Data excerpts
= = = = =

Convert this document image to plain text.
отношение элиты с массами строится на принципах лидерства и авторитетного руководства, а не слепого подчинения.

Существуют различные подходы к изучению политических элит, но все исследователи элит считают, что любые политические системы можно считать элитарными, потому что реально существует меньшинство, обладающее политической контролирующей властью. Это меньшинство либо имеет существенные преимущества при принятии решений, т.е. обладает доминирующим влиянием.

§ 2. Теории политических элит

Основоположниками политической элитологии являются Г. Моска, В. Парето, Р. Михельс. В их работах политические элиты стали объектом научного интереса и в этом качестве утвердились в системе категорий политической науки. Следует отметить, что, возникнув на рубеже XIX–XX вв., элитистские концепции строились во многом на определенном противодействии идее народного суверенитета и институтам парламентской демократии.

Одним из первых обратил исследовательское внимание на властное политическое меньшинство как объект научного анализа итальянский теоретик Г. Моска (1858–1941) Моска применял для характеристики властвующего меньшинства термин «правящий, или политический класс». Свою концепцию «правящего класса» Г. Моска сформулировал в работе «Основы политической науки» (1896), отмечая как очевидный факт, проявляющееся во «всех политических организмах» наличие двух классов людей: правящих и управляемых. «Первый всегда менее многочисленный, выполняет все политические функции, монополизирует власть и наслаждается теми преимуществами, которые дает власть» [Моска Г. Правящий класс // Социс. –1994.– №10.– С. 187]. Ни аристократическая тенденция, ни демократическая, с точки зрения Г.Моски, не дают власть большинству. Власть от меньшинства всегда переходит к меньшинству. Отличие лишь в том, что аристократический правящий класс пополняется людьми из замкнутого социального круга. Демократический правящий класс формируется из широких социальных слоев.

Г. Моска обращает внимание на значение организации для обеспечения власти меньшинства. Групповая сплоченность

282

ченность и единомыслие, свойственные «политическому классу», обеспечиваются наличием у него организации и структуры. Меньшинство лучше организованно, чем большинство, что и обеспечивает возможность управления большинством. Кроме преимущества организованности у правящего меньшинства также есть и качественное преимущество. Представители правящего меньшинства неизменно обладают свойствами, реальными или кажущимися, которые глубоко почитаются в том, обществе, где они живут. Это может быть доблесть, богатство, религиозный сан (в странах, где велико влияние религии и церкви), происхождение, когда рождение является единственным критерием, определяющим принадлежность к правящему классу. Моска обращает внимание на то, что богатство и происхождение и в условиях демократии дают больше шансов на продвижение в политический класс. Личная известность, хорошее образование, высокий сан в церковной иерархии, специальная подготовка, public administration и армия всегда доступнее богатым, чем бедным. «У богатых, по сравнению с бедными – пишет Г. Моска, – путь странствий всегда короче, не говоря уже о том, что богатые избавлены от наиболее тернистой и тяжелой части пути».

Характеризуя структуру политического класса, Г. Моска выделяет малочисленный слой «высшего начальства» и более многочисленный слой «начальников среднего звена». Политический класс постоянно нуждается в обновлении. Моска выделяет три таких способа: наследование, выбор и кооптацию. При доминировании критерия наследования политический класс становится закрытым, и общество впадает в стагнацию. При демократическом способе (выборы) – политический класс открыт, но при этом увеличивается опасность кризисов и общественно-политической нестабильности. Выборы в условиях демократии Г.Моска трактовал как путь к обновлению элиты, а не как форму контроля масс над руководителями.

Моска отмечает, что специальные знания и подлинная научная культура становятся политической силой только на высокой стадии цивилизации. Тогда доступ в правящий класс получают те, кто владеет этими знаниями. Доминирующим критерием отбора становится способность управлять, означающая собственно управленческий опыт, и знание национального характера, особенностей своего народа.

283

= = = = =

In the listing above, how many lines hold the word "политических"? Give the number and nothing more.

EXPECTED ANSWER =>
3